#### [SHORT PROBLEM]
Look through the material and copy each line holding "this".

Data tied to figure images
━━━

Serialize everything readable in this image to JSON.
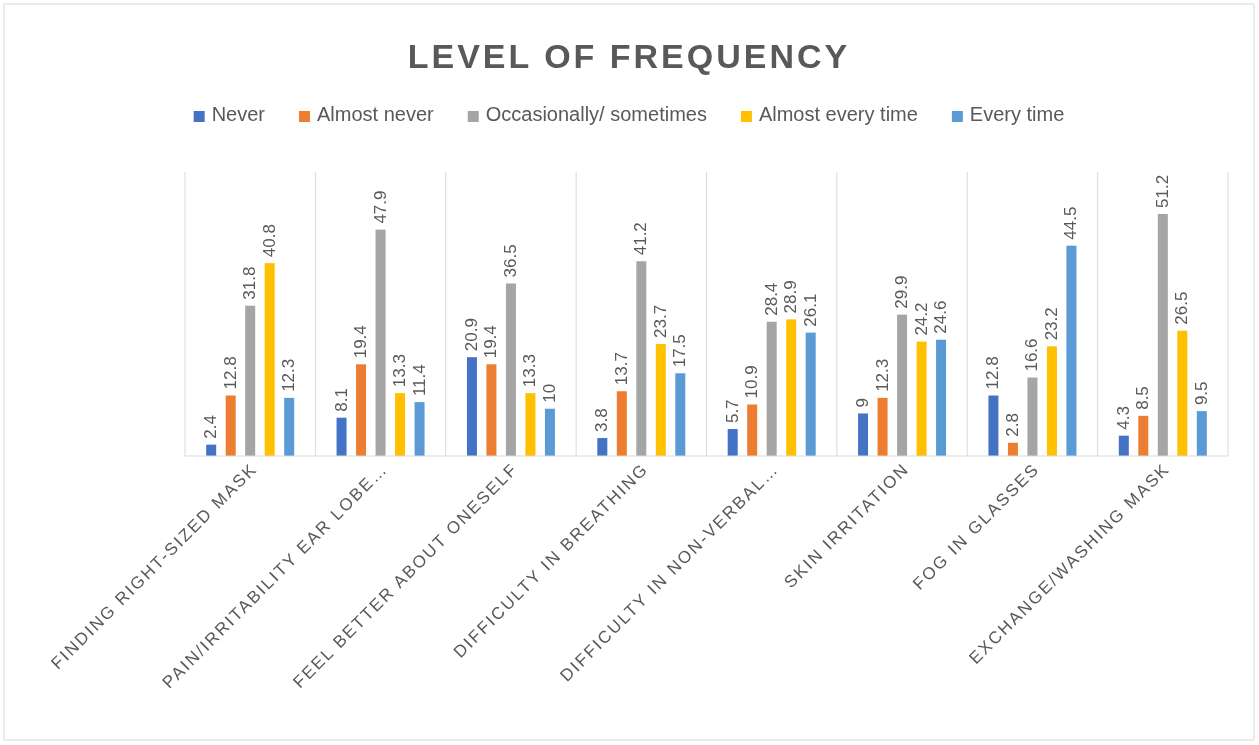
{
  "chart_data": {
    "type": "bar",
    "title": "LEVEL OF FREQUENCY",
    "categories": [
      "FINDING RIGHT-SIZED MASK",
      "PAIN/IRRITABILITY EAR LOBE…",
      "FEEL BETTER ABOUT ONESELF",
      "DIFFICULTY IN BREATHING",
      "DIFFICULTY IN NON-VERBAL…",
      "SKIN IRRITATION",
      "FOG IN GLASSES",
      "EXCHANGE/WASHING MASK"
    ],
    "series": [
      {
        "name": "Never",
        "color": "#4472c4",
        "values": [
          2.4,
          8.1,
          20.9,
          3.8,
          5.7,
          9,
          12.8,
          4.3
        ]
      },
      {
        "name": "Almost never",
        "color": "#ed7d31",
        "values": [
          12.8,
          19.4,
          19.4,
          13.7,
          10.9,
          12.3,
          2.8,
          8.5
        ]
      },
      {
        "name": "Occasionally/ sometimes",
        "color": "#a5a5a5",
        "values": [
          31.8,
          47.9,
          36.5,
          41.2,
          28.4,
          29.9,
          16.6,
          51.2
        ]
      },
      {
        "name": "Almost every time",
        "color": "#ffc000",
        "values": [
          40.8,
          13.3,
          13.3,
          23.7,
          28.9,
          24.2,
          23.2,
          26.5
        ]
      },
      {
        "name": "Every time",
        "color": "#5b9bd5",
        "values": [
          12.3,
          11.4,
          10,
          17.5,
          26.1,
          24.6,
          44.5,
          9.5
        ]
      }
    ],
    "data_labels": true,
    "legend": "top"
  }
}
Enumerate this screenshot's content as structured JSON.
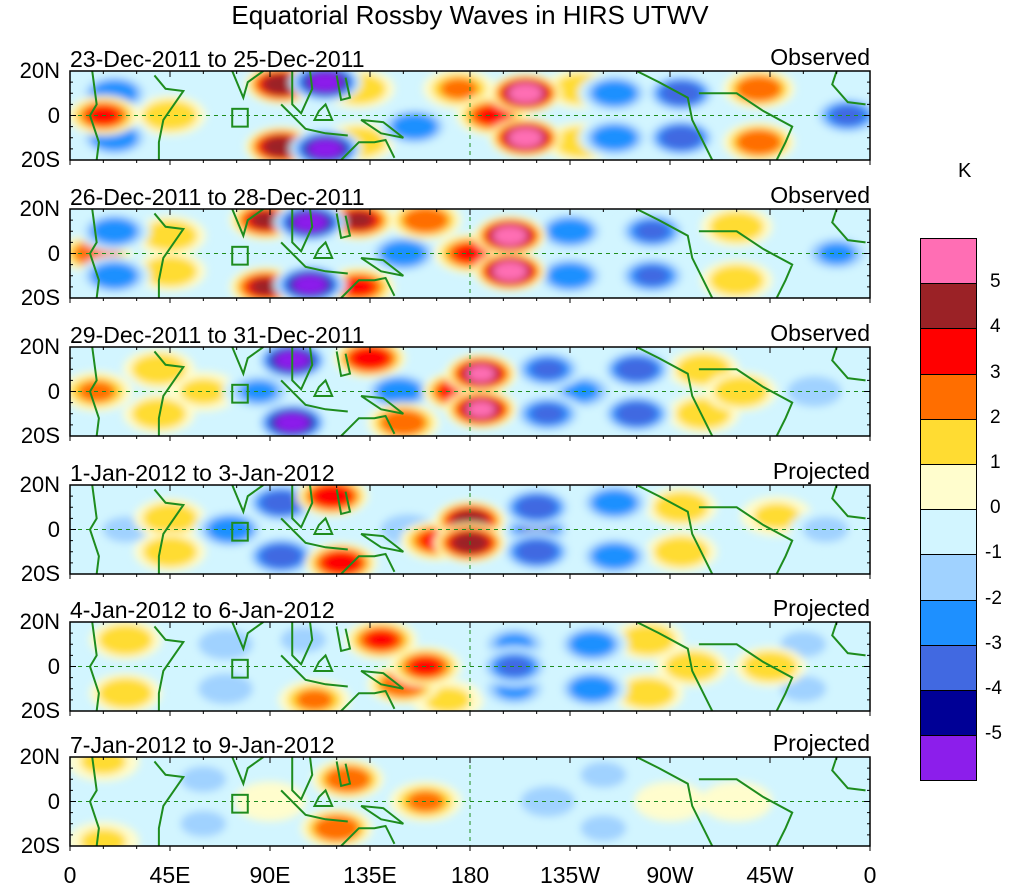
{
  "title": "Equatorial Rossby Waves in HIRS UTWV",
  "chart_data": {
    "type": "heatmap",
    "title": "Equatorial Rossby Waves in HIRS UTWV",
    "xlabel": "Longitude",
    "ylabel": "Latitude",
    "x_ticks": [
      "0",
      "45E",
      "90E",
      "135E",
      "180",
      "135W",
      "90W",
      "45W",
      "0"
    ],
    "x_range_deg_east": [
      0,
      360
    ],
    "y_ticks": [
      "20N",
      "0",
      "20S"
    ],
    "y_range_deg": [
      -20,
      20
    ],
    "colorbar": {
      "unit": "K",
      "levels": [
        "5",
        "4",
        "3",
        "2",
        "1",
        "0",
        "-1",
        "-2",
        "-3",
        "-4",
        "-5"
      ],
      "colors": [
        "#ff6eb4",
        "#9b2226",
        "#ff0000",
        "#ff6e00",
        "#ffdc32",
        "#fffdcd",
        "#d2f5ff",
        "#a0d2ff",
        "#1e90ff",
        "#4169e1",
        "#000096",
        "#8c1eeb"
      ]
    },
    "panels": [
      {
        "period": "23-Dec-2011 to 25-Dec-2011",
        "status": "Observed",
        "anomalies": [
          [
            95,
            14,
            4.5
          ],
          [
            95,
            -14,
            4.5
          ],
          [
            115,
            15,
            -5.5
          ],
          [
            115,
            -15,
            -5.5
          ],
          [
            155,
            -5,
            -2.5
          ],
          [
            205,
            10,
            5.5
          ],
          [
            205,
            -10,
            5.5
          ],
          [
            190,
            0,
            3
          ],
          [
            245,
            10,
            -2.5
          ],
          [
            245,
            -10,
            -2.5
          ],
          [
            275,
            10,
            -3.5
          ],
          [
            275,
            -10,
            -3.5
          ],
          [
            310,
            12,
            2.5
          ],
          [
            310,
            -12,
            2.5
          ],
          [
            350,
            0,
            -3
          ],
          [
            375,
            0,
            3
          ],
          [
            20,
            10,
            -2.5
          ],
          [
            20,
            -10,
            -2.5
          ],
          [
            45,
            0,
            1.5
          ],
          [
            230,
            12,
            1.5
          ],
          [
            230,
            -12,
            1.5
          ],
          [
            130,
            12,
            1.5
          ],
          [
            130,
            -12,
            1.5
          ],
          [
            175,
            12,
            2
          ]
        ]
      },
      {
        "period": "26-Dec-2011 to 28-Dec-2011",
        "status": "Observed",
        "anomalies": [
          [
            88,
            15,
            4
          ],
          [
            88,
            -15,
            4
          ],
          [
            108,
            14,
            -5.5
          ],
          [
            108,
            -14,
            -5.5
          ],
          [
            150,
            0,
            -2.5
          ],
          [
            198,
            8,
            5.5
          ],
          [
            198,
            -8,
            5.5
          ],
          [
            180,
            0,
            3
          ],
          [
            225,
            10,
            -2.5
          ],
          [
            225,
            -10,
            -2.5
          ],
          [
            262,
            10,
            -3
          ],
          [
            262,
            -10,
            -3
          ],
          [
            300,
            12,
            1.5
          ],
          [
            300,
            -12,
            1.5
          ],
          [
            345,
            0,
            -2
          ],
          [
            372,
            0,
            2.5
          ],
          [
            20,
            10,
            -2.5
          ],
          [
            20,
            -10,
            -2.5
          ],
          [
            45,
            8,
            1.5
          ],
          [
            45,
            -8,
            1.5
          ],
          [
            130,
            15,
            4
          ],
          [
            130,
            -15,
            3
          ],
          [
            160,
            15,
            2.5
          ]
        ]
      },
      {
        "period": "29-Dec-2011 to 31-Dec-2011",
        "status": "Observed",
        "anomalies": [
          [
            100,
            14,
            -5.5
          ],
          [
            100,
            -14,
            -5.5
          ],
          [
            85,
            0,
            -2
          ],
          [
            135,
            15,
            3.5
          ],
          [
            148,
            0,
            -2.5
          ],
          [
            150,
            -14,
            2.5
          ],
          [
            185,
            8,
            5
          ],
          [
            185,
            -8,
            5
          ],
          [
            175,
            0,
            3.5
          ],
          [
            215,
            10,
            -3
          ],
          [
            215,
            -10,
            -3
          ],
          [
            255,
            10,
            -3.5
          ],
          [
            255,
            -10,
            -3.5
          ],
          [
            230,
            0,
            -2
          ],
          [
            285,
            10,
            1.5
          ],
          [
            285,
            -10,
            1.5
          ],
          [
            302,
            0,
            1.5
          ],
          [
            335,
            0,
            -1.5
          ],
          [
            372,
            0,
            2
          ],
          [
            40,
            10,
            1.5
          ],
          [
            40,
            -10,
            1.5
          ],
          [
            15,
            0,
            -1.5
          ],
          [
            60,
            0,
            1
          ]
        ]
      },
      {
        "period": "1-Jan-2012 to 3-Jan-2012",
        "status": "Projected",
        "anomalies": [
          [
            95,
            12,
            -3.5
          ],
          [
            95,
            -12,
            -3.5
          ],
          [
            72,
            0,
            -2.5
          ],
          [
            118,
            15,
            3.5
          ],
          [
            122,
            -15,
            3.5
          ],
          [
            152,
            0,
            -1.5
          ],
          [
            180,
            4,
            4.5
          ],
          [
            180,
            -6,
            4.5
          ],
          [
            165,
            -5,
            3
          ],
          [
            210,
            10,
            -3.5
          ],
          [
            210,
            -10,
            -3.5
          ],
          [
            210,
            0,
            -3
          ],
          [
            245,
            12,
            -2.5
          ],
          [
            245,
            -12,
            -2.5
          ],
          [
            275,
            10,
            1.5
          ],
          [
            275,
            -10,
            1.5
          ],
          [
            318,
            6,
            1
          ],
          [
            340,
            0,
            -1
          ],
          [
            45,
            5,
            1.5
          ],
          [
            45,
            -10,
            1.5
          ],
          [
            25,
            0,
            -1
          ]
        ]
      },
      {
        "period": "4-Jan-2012 to 6-Jan-2012",
        "status": "Projected",
        "anomalies": [
          [
            70,
            10,
            -1.5
          ],
          [
            70,
            -10,
            -1.5
          ],
          [
            105,
            12,
            -1
          ],
          [
            140,
            12,
            3
          ],
          [
            160,
            0,
            3
          ],
          [
            150,
            -8,
            2.5
          ],
          [
            200,
            0,
            -3
          ],
          [
            200,
            10,
            -2
          ],
          [
            200,
            -10,
            -2
          ],
          [
            235,
            10,
            -2.5
          ],
          [
            235,
            -10,
            -2.5
          ],
          [
            260,
            12,
            1.5
          ],
          [
            260,
            -12,
            1.5
          ],
          [
            280,
            0,
            1.5
          ],
          [
            315,
            0,
            1.5
          ],
          [
            330,
            10,
            -1
          ],
          [
            330,
            -10,
            -1
          ],
          [
            25,
            12,
            1.5
          ],
          [
            25,
            -12,
            1.5
          ],
          [
            110,
            -15,
            2
          ],
          [
            170,
            -15,
            1
          ]
        ]
      },
      {
        "period": "7-Jan-2012 to 9-Jan-2012",
        "status": "Projected",
        "anomalies": [
          [
            125,
            10,
            2.5
          ],
          [
            120,
            -12,
            2.5
          ],
          [
            160,
            0,
            2
          ],
          [
            60,
            10,
            -1
          ],
          [
            60,
            -10,
            -1
          ],
          [
            90,
            0,
            0.5
          ],
          [
            215,
            0,
            -1.2
          ],
          [
            240,
            12,
            -1
          ],
          [
            240,
            -12,
            -1
          ],
          [
            270,
            0,
            0.8
          ],
          [
            300,
            0,
            0.8
          ],
          [
            340,
            0,
            -0.8
          ],
          [
            15,
            18,
            1
          ],
          [
            15,
            -18,
            1
          ]
        ]
      }
    ]
  }
}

━━━

#### [RESULT]
Serialize everything readable in this image to JSON.
Enumerate this screenshot's content as structured JSON.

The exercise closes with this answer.